*节选*.
:::::
143.Reorder-List

143. Reorder List

题目地址

https://www.lintcode.com/en/problem/reorder-list/

https://leetcode.com/problems/reorder-list/

题目描述

Given a singly linked list L: L0→L1→…→Ln-1→Ln,
reorder it to: L0→Ln→L1→Ln-1→L2→Ln-2→…

You may not modify the values in the list's nodes, only nodes itself may be changed.

Example 1:

Given 1->2->3->4, reorder it to 1->4->2->3.
Example 2:

Given 1->2->3->4->5, reorder it to 1->5->2->4->3.

代码

Approach #1 fast-slow pointer

public class Solution {
    public void reorderList(ListNode head) {
    if (head == null || head.next == null) return;
    // find middle
    ListNode slow = head, fast = head; // fast = head.next 也能通过！
    while (fast != null && fast.next != null){
      slow = slow.next;
      fast = fast.next.next;
    }
    ListNode rHead = slow.next;
    slow.next = null;

    // reverse ListNode on the right side
    ListNode prev = null;
    while (rHead != null) {
      ListNode temp = rHead.next;
      rHead.next = prev;
      prev = rHead;
      rHead = temp;
    }

    // merge two list
    rHead = prev;
    ListNode lHead = head;
    while (lHead != null && rHead != null){
      ListNode next = lHead.next;
      // add right head
      lHead.next = rHead;
      rHead = rHead.next;
      // update left head 
      lHead.next.next = next;
      lHead = next;
    }

  }
}
:::::
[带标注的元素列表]
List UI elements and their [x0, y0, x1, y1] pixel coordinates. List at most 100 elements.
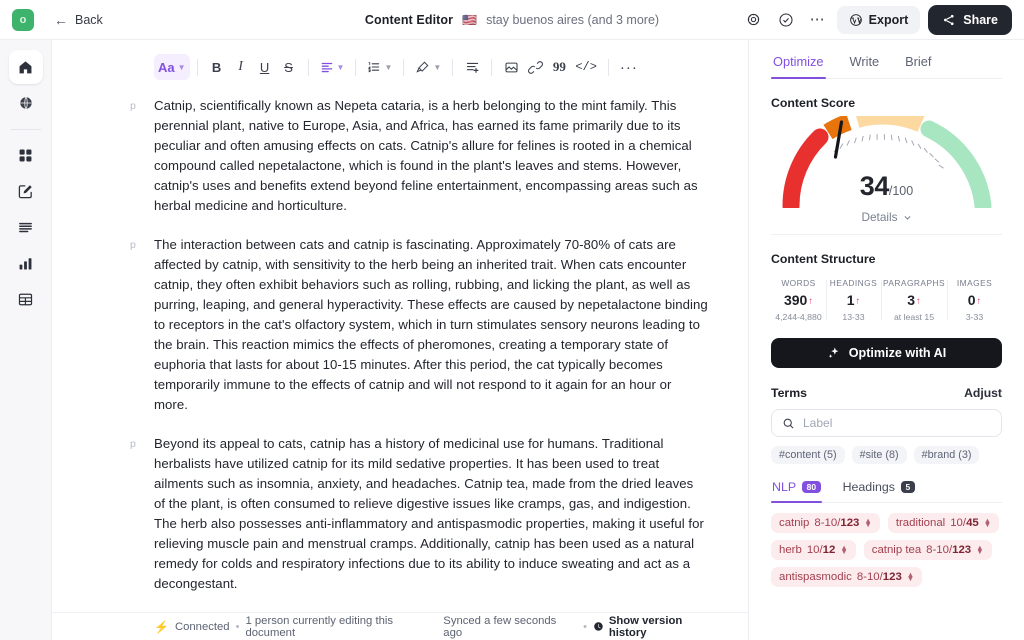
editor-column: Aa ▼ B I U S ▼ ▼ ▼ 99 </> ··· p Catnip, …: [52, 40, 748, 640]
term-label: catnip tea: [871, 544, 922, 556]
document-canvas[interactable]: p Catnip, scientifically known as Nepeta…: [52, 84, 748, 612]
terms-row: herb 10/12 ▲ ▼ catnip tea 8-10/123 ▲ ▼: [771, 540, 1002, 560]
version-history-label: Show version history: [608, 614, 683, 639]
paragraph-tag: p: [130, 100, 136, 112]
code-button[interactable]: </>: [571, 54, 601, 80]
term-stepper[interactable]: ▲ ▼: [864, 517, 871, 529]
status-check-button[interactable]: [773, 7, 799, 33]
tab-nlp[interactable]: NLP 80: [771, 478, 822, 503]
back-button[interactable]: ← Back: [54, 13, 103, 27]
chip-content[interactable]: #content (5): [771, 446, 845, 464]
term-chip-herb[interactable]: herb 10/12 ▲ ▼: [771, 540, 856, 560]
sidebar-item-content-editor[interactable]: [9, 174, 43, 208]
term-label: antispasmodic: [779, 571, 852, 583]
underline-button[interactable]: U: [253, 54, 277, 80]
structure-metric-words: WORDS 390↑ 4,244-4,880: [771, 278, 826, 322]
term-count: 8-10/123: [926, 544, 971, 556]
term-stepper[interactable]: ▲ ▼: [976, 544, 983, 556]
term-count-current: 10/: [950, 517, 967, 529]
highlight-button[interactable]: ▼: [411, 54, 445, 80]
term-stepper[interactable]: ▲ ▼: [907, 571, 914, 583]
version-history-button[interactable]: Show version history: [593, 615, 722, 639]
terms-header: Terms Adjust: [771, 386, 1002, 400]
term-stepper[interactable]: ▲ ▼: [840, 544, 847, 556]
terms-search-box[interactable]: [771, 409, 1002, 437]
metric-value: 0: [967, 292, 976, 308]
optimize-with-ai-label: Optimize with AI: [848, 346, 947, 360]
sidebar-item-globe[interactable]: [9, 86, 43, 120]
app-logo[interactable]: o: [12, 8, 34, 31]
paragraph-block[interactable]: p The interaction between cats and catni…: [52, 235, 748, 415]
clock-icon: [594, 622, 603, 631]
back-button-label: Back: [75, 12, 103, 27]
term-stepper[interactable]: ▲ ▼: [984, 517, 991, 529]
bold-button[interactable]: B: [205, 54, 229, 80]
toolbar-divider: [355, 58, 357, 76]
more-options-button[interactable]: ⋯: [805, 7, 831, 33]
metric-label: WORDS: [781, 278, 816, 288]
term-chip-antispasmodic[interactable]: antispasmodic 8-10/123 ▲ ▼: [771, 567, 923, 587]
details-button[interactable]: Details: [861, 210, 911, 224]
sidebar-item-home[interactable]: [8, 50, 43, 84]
:::::
*任务说明 A*.
根据这篇重排链表的题解回答下列问题：
(i) 题目描述规定不得修改什么？
(ii) 示例 2 中的 1->2->3->4->5 重排后是什么？
(iii) 代码注释指出，fast 初始化为什么也能通过？
*任务说明 B*. 请一字不差地重复这篇重排链表题解中的一段，它以含有“Given a singly”的文字开头，以“it to 1->4->2->3.”结尾。
这些条目用不到。

*完整答案 A*.
(i) 链表节点中的值。
(ii) 1->5->2->4->3。
(iii) head.next。

*完整答案 B*.
Given a singly linked list L: L0→L1→…→Ln-1→Ln,
reorder it to: L0→Ln→L1→Ln-1→L2→Ln-2→…

You may not modify the values in the list's nodes, only nodes itself may be changed.

Example 1:

Given 1->2->3->4, reorder it to 1->4->2->3.